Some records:
■ ■ ■ ■ ■

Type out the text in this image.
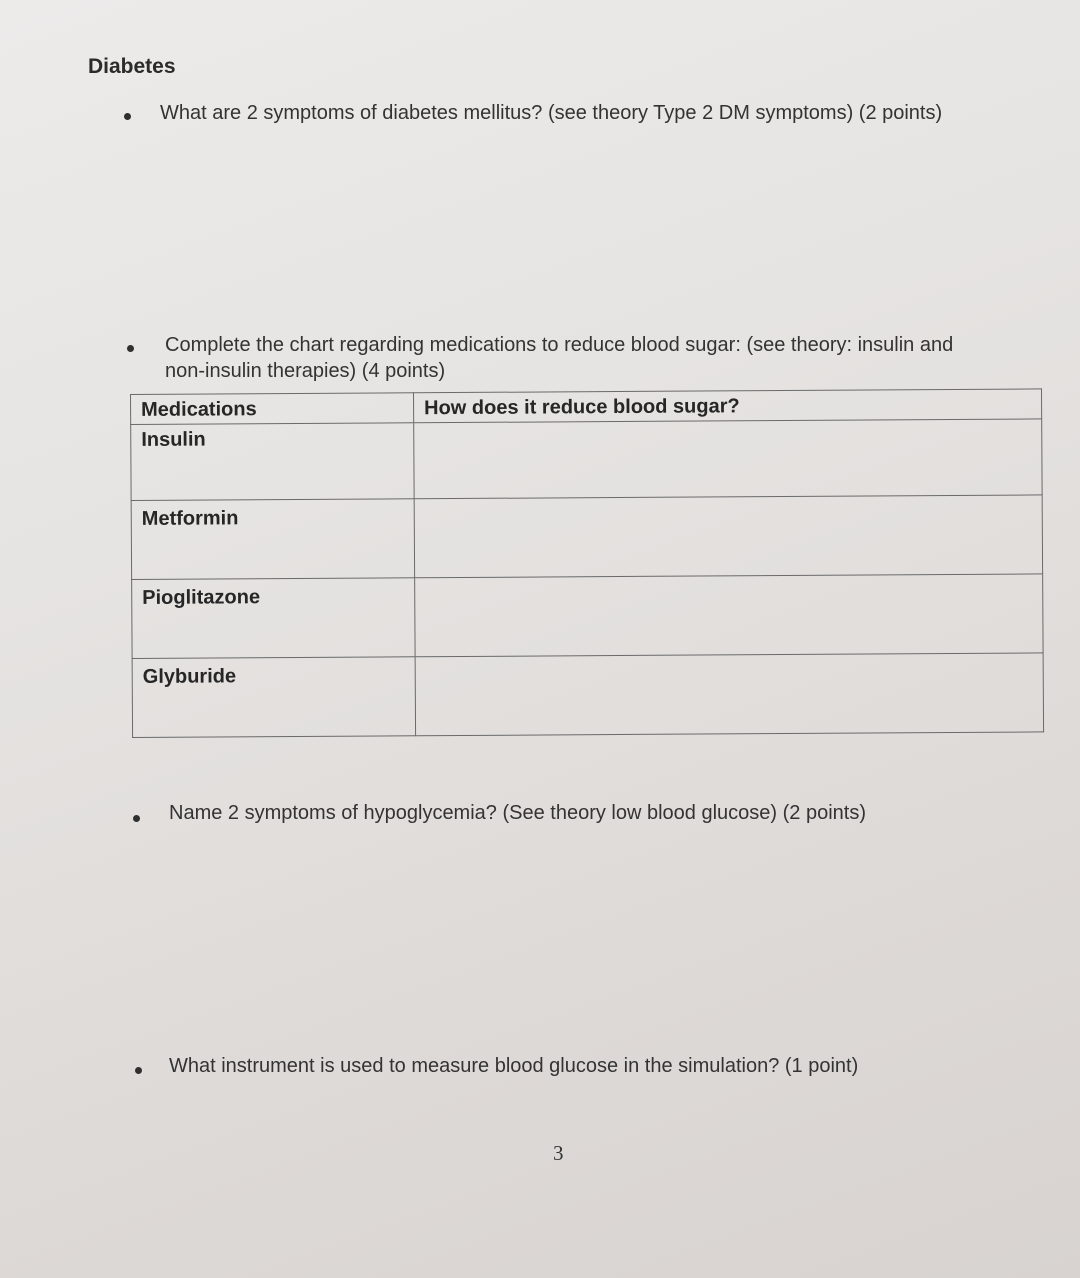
Diabetes
What are 2 symptoms of diabetes mellitus? (see theory Type 2 DM symptoms) (2 points)
Complete the chart regarding medications to reduce blood sugar: (see theory: insulin and non-insulin therapies) (4 points)
Medications	How does it reduce blood sugar?
Insulin	
Metformin	
Pioglitazone	
Glyburide	
Name 2 symptoms of hypoglycemia? (See theory low blood glucose) (2 points)
What instrument is used to measure blood glucose in the simulation? (1 point)
3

■ ■ ■ ■ ■

--- Task to complete ---
Give an exact reproduction of every line, leaving out any picture.

--- Full output ---
Type out the text in this image.
Diabetes
What are 2 symptoms of diabetes mellitus? (see theory Type 2 DM symptoms) (2 points)
Complete the chart regarding medications to reduce blood sugar: (see theory: insulin and non-insulin therapies) (4 points)
Medications	How does it reduce blood sugar?
Insulin	
Metformin	
Pioglitazone	
Glyburide	
Name 2 symptoms of hypoglycemia? (See theory low blood glucose) (2 points)
What instrument is used to measure blood glucose in the simulation? (1 point)
3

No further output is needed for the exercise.